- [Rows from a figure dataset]
++++++++++++++++++++
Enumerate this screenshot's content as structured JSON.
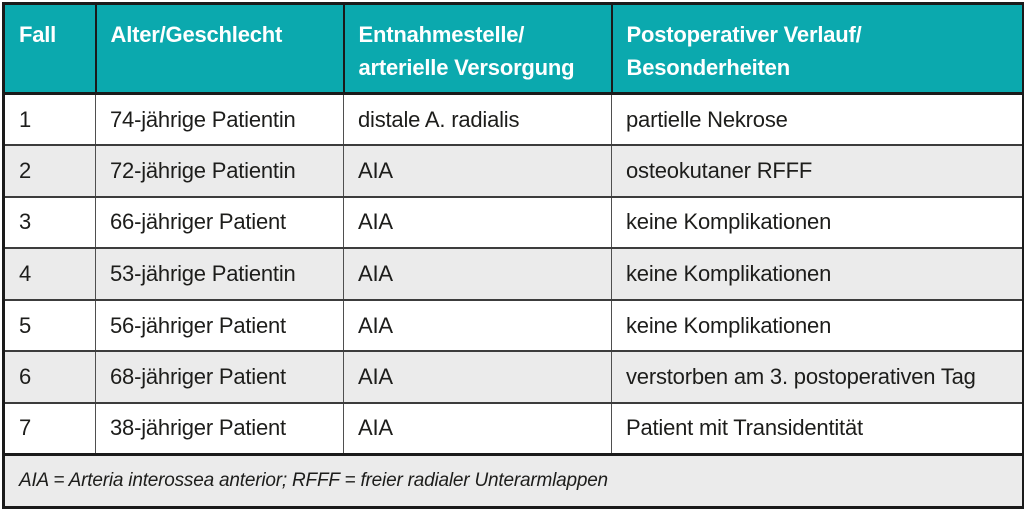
{
  "colors": {
    "header_bg": "#0BA9AE",
    "header_text": "#FFFFFF",
    "row_alt_bg": "#EBEBEB",
    "body_text": "#1D1D1B",
    "border": "#1A1A1A"
  },
  "table": {
    "columns": [
      {
        "lines": [
          "Fall"
        ]
      },
      {
        "lines": [
          "Alter/Geschlecht"
        ]
      },
      {
        "lines": [
          "Entnahmestelle/",
          "arterielle Versorgung"
        ]
      },
      {
        "lines": [
          "Postoperativer Verlauf/",
          "Besonderheiten"
        ]
      }
    ],
    "rows": [
      [
        "1",
        "74-jährige Patientin",
        "distale A. radialis",
        "partielle Nekrose"
      ],
      [
        "2",
        "72-jährige Patientin",
        "AIA",
        "osteokutaner RFFF"
      ],
      [
        "3",
        "66-jähriger Patient",
        "AIA",
        "keine Komplikationen"
      ],
      [
        "4",
        "53-jährige Patientin",
        "AIA",
        "keine Komplikationen"
      ],
      [
        "5",
        "56-jähriger Patient",
        "AIA",
        "keine Komplikationen"
      ],
      [
        "6",
        "68-jähriger Patient",
        "AIA",
        "verstorben am 3. postoperativen Tag"
      ],
      [
        "7",
        "38-jähriger Patient",
        "AIA",
        "Patient mit Transidentität"
      ]
    ],
    "footnote": "AIA = Arteria interossea anterior; RFFF = freier radialer Unterarmlappen"
  }
}
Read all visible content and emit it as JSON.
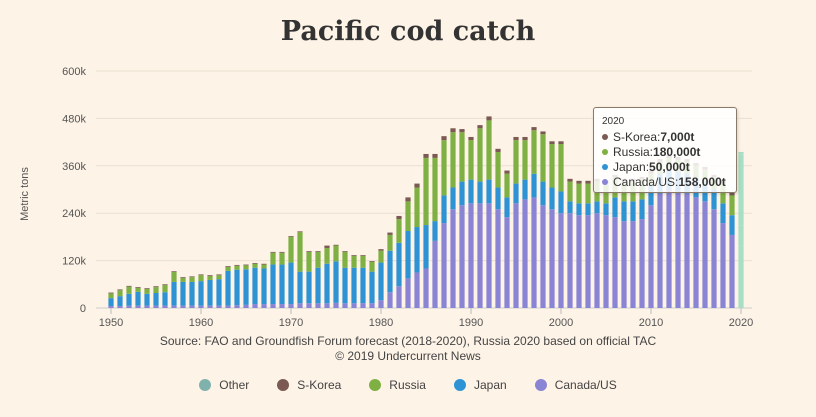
{
  "title": "Pacific cod catch",
  "source_line1": "Source: FAO and Groundfish Forum forecast (2018-2020), Russia 2020 based on official TAC",
  "source_line2": "© 2019 Undercurrent News",
  "colors": {
    "Other": "#7fb2ad",
    "S-Korea": "#7a5a52",
    "Russia": "#7fb043",
    "Japan": "#2e93d4",
    "Canada/US": "#8a84d4",
    "highlight_2020": "#a8dfc4"
  },
  "legend": [
    {
      "name": "Other",
      "color": "#7fb2ad"
    },
    {
      "name": "S-Korea",
      "color": "#7a5a52"
    },
    {
      "name": "Russia",
      "color": "#7fb043"
    },
    {
      "name": "Japan",
      "color": "#2e93d4"
    },
    {
      "name": "Canada/US",
      "color": "#8a84d4"
    }
  ],
  "tooltip": {
    "year": "2020",
    "rows": [
      {
        "label": "S-Korea: ",
        "value": "7,000t",
        "color": "#7a5a52"
      },
      {
        "label": "Russia: ",
        "value": "180,000t",
        "color": "#7fb043"
      },
      {
        "label": "Japan: ",
        "value": "50,000t",
        "color": "#2e93d4"
      },
      {
        "label": "Canada/US: ",
        "value": "158,000t",
        "color": "#8a84d4"
      }
    ]
  },
  "chart_data": {
    "type": "bar",
    "stacked": true,
    "title": "Pacific cod catch",
    "ylabel": "Metric tons",
    "xlabel": "",
    "ylim": [
      0,
      600000
    ],
    "y_ticks": [
      "0",
      "120k",
      "240k",
      "360k",
      "480k",
      "600k"
    ],
    "y_tick_values": [
      0,
      120000,
      240000,
      360000,
      480000,
      600000
    ],
    "x_ticks": [
      "1950",
      "1960",
      "1970",
      "1980",
      "1990",
      "2000",
      "2010",
      "2020"
    ],
    "x_tick_values": [
      1950,
      1960,
      1970,
      1980,
      1990,
      2000,
      2010,
      2020
    ],
    "grid": true,
    "legend_position": "bottom",
    "highlighted_category": 2020,
    "categories": [
      1950,
      1951,
      1952,
      1953,
      1954,
      1955,
      1956,
      1957,
      1958,
      1959,
      1960,
      1961,
      1962,
      1963,
      1964,
      1965,
      1966,
      1967,
      1968,
      1969,
      1970,
      1971,
      1972,
      1973,
      1974,
      1975,
      1976,
      1977,
      1978,
      1979,
      1980,
      1981,
      1982,
      1983,
      1984,
      1985,
      1986,
      1987,
      1988,
      1989,
      1990,
      1991,
      1992,
      1993,
      1994,
      1995,
      1996,
      1997,
      1998,
      1999,
      2000,
      2001,
      2002,
      2003,
      2004,
      2005,
      2006,
      2007,
      2008,
      2009,
      2010,
      2011,
      2012,
      2013,
      2014,
      2015,
      2016,
      2017,
      2018,
      2019,
      2020
    ],
    "series": [
      {
        "name": "Canada/US",
        "values": [
          5000,
          5000,
          6000,
          6000,
          6000,
          6000,
          6000,
          6000,
          6000,
          6000,
          6000,
          6000,
          6000,
          6000,
          7000,
          8000,
          10000,
          10000,
          10000,
          10000,
          10000,
          12000,
          12000,
          12000,
          12000,
          13000,
          12000,
          12000,
          12000,
          12000,
          20000,
          40000,
          55000,
          75000,
          90000,
          100000,
          170000,
          215000,
          250000,
          260000,
          265000,
          265000,
          265000,
          250000,
          230000,
          265000,
          275000,
          280000,
          260000,
          250000,
          240000,
          240000,
          235000,
          235000,
          240000,
          235000,
          230000,
          220000,
          220000,
          225000,
          260000,
          290000,
          300000,
          295000,
          290000,
          280000,
          270000,
          250000,
          215000,
          185000,
          158000
        ]
      },
      {
        "name": "Japan",
        "values": [
          20000,
          25000,
          30000,
          35000,
          30000,
          32000,
          34000,
          60000,
          60000,
          60000,
          62000,
          65000,
          67000,
          88000,
          90000,
          90000,
          92000,
          90000,
          100000,
          100000,
          105000,
          80000,
          80000,
          90000,
          100000,
          105000,
          90000,
          90000,
          90000,
          80000,
          95000,
          105000,
          110000,
          120000,
          115000,
          110000,
          50000,
          70000,
          55000,
          60000,
          60000,
          55000,
          60000,
          55000,
          50000,
          50000,
          50000,
          60000,
          60000,
          55000,
          55000,
          30000,
          30000,
          30000,
          30000,
          30000,
          50000,
          50000,
          50000,
          50000,
          50000,
          50000,
          50000,
          50000,
          50000,
          50000,
          50000,
          50000,
          50000,
          50000,
          50000
        ]
      },
      {
        "name": "Russia",
        "values": [
          12000,
          15000,
          18000,
          10000,
          12000,
          15000,
          18000,
          25000,
          10000,
          12000,
          15000,
          10000,
          10000,
          10000,
          10000,
          10000,
          10000,
          10000,
          30000,
          30000,
          65000,
          100000,
          50000,
          40000,
          40000,
          40000,
          40000,
          30000,
          30000,
          25000,
          30000,
          40000,
          60000,
          75000,
          100000,
          170000,
          160000,
          140000,
          140000,
          125000,
          100000,
          135000,
          150000,
          90000,
          60000,
          110000,
          100000,
          110000,
          120000,
          110000,
          120000,
          50000,
          50000,
          50000,
          50000,
          50000,
          50000,
          50000,
          50000,
          50000,
          30000,
          30000,
          30000,
          30000,
          30000,
          30000,
          30000,
          30000,
          50000,
          50000,
          180000
        ]
      },
      {
        "name": "S-Korea",
        "values": [
          2000,
          2000,
          2000,
          2000,
          2000,
          2000,
          2000,
          2000,
          2000,
          2000,
          2000,
          2000,
          2000,
          2000,
          2000,
          2000,
          2000,
          2000,
          2000,
          2000,
          2000,
          2000,
          2000,
          2000,
          6000,
          2000,
          2000,
          2000,
          2000,
          2000,
          4000,
          6000,
          8000,
          10000,
          10000,
          10000,
          10000,
          10000,
          10000,
          8000,
          8000,
          8000,
          10000,
          8000,
          8000,
          8000,
          8000,
          8000,
          7000,
          7000,
          7000,
          7000,
          7000,
          7000,
          7000,
          7000,
          7000,
          7000,
          7000,
          7000,
          7000,
          7000,
          7000,
          7000,
          7000,
          7000,
          7000,
          7000,
          7000,
          7000,
          7000
        ]
      }
    ]
  }
}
++++++++++++++++++++
- [What you should do] Show all lines from the listing above in which "catch" appears.

- [Exercise response]
  "title": "Pacific cod catch",
    "title": "Pacific cod catch",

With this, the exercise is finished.